WHAT TO PRODUCE. Gather up the lines that contain "text".

DATA SHOWN.
---------------
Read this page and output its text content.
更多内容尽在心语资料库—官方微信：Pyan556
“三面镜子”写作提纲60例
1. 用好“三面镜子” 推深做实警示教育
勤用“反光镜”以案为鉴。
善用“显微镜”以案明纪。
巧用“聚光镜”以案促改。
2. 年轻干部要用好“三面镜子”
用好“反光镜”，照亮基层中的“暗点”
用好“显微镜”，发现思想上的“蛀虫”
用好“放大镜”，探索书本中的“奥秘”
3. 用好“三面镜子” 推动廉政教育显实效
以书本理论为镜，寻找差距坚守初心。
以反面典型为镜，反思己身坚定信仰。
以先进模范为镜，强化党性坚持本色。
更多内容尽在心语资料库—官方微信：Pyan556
---------------
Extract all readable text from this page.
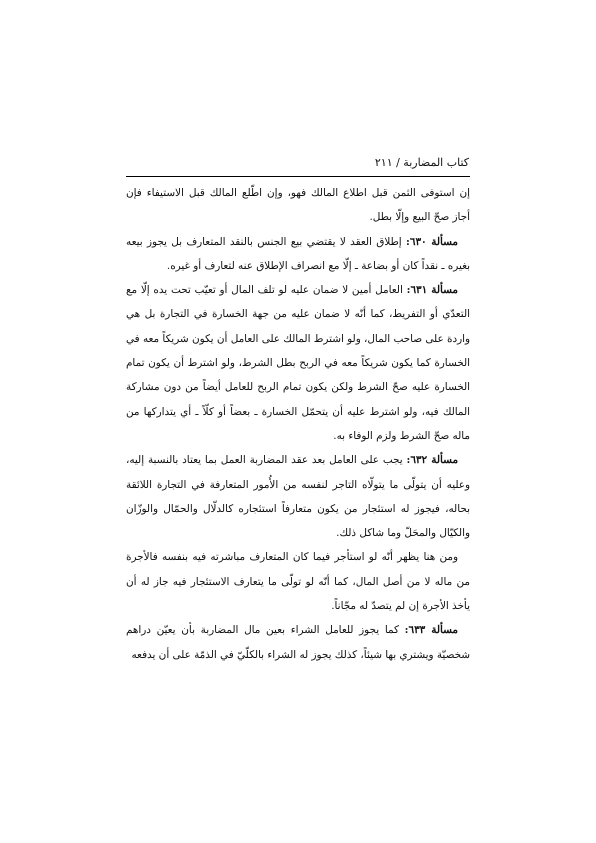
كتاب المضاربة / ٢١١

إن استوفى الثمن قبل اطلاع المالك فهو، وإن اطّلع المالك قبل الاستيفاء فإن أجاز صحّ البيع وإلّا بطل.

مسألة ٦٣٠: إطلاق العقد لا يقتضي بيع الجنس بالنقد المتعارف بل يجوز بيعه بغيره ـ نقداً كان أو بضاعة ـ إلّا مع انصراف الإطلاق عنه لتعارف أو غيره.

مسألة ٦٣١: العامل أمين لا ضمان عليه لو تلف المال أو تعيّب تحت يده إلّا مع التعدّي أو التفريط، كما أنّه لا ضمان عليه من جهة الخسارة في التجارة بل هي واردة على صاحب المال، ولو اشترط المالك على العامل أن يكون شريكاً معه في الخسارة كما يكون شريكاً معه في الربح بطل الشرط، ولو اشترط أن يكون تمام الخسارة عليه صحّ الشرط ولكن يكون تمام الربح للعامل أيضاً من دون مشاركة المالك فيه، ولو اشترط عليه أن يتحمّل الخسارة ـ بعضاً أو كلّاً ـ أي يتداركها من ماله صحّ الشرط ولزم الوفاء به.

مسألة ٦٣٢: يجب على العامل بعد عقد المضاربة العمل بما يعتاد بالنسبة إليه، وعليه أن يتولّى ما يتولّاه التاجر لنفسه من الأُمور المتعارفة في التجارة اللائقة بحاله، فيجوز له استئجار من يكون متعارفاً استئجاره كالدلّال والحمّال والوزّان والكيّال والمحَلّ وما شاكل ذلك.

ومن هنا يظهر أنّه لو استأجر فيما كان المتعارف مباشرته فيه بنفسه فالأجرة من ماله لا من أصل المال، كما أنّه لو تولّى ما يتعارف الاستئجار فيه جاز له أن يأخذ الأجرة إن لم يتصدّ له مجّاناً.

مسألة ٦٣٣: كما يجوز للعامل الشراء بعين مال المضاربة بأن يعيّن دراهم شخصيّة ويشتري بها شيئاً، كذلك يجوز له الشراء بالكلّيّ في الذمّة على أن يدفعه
---------------
FINISHED EXERCISE.
Read this page and output its text content.
Extract all readable text from this page.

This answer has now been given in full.